### SET TASK
Go through the material and pull out every line with the string "University" in it.

Records that describe figures
━━━
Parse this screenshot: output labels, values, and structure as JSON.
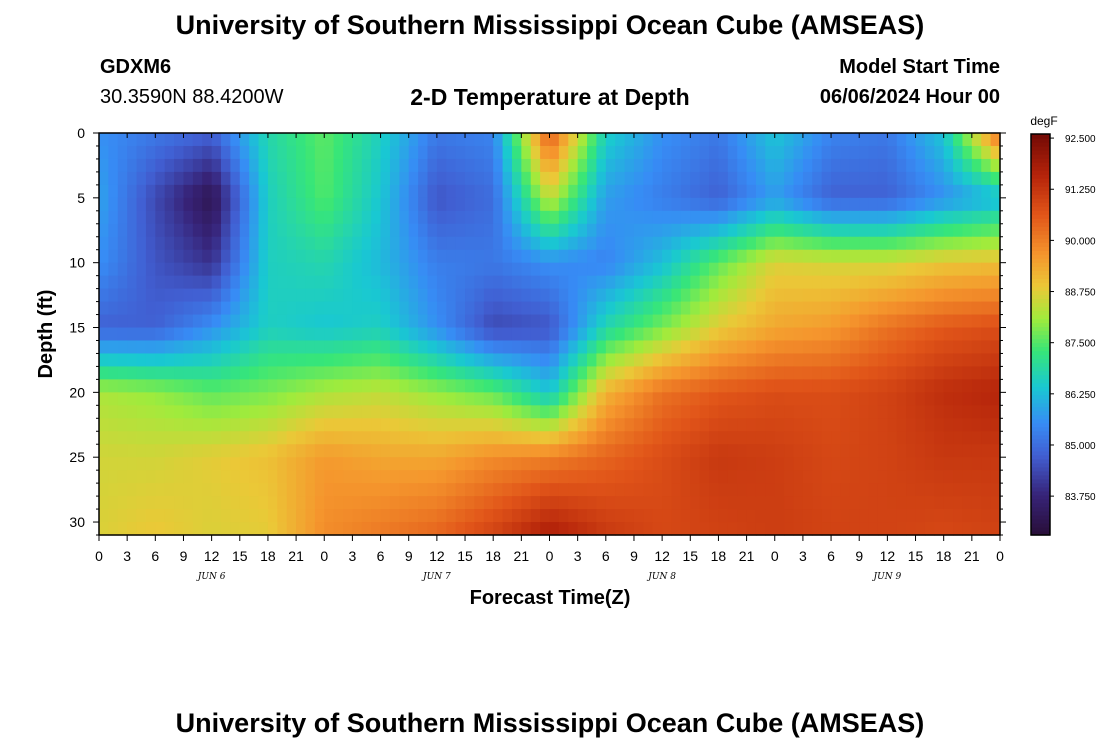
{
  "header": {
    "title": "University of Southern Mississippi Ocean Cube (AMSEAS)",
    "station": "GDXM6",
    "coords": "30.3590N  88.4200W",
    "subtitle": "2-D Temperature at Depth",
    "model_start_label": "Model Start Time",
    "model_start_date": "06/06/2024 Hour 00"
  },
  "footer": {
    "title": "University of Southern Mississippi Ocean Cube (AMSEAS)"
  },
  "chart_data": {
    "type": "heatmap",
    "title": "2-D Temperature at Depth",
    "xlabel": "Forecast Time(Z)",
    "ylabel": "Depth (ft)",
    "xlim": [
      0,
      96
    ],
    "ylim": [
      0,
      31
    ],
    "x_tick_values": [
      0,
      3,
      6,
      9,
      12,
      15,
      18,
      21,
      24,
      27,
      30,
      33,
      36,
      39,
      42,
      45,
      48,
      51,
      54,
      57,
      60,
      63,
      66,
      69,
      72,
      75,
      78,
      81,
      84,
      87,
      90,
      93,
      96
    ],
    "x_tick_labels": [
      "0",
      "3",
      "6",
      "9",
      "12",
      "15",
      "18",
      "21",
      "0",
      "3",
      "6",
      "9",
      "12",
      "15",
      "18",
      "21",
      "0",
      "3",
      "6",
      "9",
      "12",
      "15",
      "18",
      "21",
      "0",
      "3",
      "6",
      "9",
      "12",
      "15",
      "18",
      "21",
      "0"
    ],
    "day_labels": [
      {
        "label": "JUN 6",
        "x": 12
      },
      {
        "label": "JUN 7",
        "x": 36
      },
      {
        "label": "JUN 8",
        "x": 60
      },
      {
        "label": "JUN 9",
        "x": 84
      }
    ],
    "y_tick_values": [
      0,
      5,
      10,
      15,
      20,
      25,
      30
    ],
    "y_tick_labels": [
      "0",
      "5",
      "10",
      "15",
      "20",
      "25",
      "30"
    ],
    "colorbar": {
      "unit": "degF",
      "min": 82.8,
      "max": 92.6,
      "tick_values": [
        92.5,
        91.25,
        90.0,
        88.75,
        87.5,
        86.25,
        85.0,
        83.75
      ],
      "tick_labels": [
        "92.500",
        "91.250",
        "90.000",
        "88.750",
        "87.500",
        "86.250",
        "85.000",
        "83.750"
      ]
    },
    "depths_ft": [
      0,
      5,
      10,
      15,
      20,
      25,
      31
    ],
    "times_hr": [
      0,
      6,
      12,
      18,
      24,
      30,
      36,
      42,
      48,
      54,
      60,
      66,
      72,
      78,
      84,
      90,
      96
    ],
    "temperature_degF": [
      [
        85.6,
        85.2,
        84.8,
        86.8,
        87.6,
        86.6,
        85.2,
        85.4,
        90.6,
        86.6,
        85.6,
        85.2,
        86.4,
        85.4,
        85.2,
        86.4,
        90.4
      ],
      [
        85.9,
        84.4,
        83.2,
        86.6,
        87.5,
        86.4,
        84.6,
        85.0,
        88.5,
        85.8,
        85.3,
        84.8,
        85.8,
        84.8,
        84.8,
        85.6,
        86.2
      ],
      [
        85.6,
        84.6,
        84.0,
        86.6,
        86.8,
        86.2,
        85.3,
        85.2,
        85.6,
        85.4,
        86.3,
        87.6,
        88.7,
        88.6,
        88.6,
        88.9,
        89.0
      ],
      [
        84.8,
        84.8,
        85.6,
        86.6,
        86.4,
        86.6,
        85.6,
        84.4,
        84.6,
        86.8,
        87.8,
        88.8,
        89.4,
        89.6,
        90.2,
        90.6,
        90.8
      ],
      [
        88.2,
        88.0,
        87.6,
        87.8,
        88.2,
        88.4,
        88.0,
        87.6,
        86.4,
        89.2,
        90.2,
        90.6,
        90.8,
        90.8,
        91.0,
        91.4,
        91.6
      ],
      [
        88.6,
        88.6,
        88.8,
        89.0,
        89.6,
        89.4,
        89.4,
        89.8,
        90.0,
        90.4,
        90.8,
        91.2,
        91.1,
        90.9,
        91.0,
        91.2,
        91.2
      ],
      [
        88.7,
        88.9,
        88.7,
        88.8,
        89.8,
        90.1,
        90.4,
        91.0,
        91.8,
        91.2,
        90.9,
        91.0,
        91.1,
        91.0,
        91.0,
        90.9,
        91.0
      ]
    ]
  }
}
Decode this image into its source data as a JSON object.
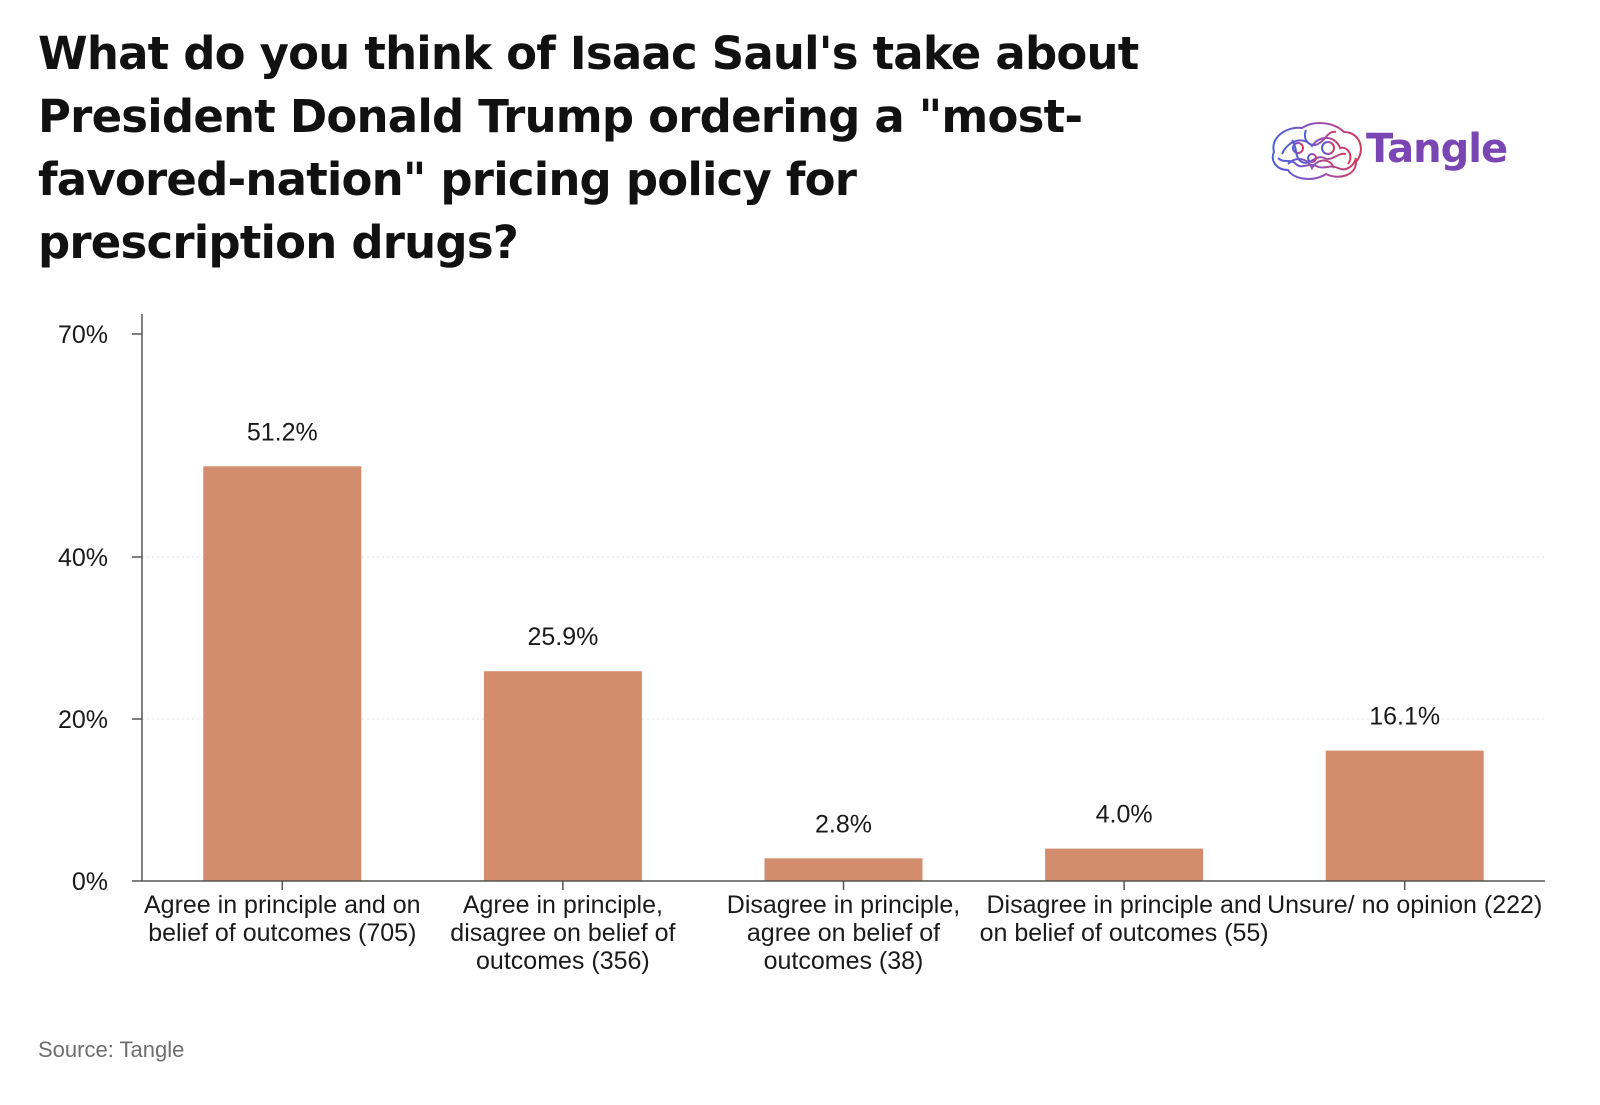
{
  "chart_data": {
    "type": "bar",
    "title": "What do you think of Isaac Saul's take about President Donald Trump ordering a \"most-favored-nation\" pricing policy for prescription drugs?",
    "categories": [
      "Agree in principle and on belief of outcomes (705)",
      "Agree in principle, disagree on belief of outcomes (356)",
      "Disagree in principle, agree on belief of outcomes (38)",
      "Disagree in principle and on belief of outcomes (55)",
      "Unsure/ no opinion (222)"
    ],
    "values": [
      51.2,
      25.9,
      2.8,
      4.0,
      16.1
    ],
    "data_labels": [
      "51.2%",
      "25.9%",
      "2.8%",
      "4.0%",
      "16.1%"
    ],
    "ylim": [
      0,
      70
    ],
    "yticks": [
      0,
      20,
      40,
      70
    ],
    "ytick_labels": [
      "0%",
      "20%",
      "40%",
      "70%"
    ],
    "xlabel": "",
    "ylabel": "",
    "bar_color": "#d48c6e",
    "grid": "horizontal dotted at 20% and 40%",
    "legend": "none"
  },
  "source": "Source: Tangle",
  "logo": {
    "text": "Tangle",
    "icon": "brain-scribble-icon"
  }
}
━━━
### TASK OUTPUT
    "title": "University of Southern Mississippi Ocean Cube (AMSEAS)",
    "title": "University of Southern Mississippi Ocean Cube (AMSEAS)"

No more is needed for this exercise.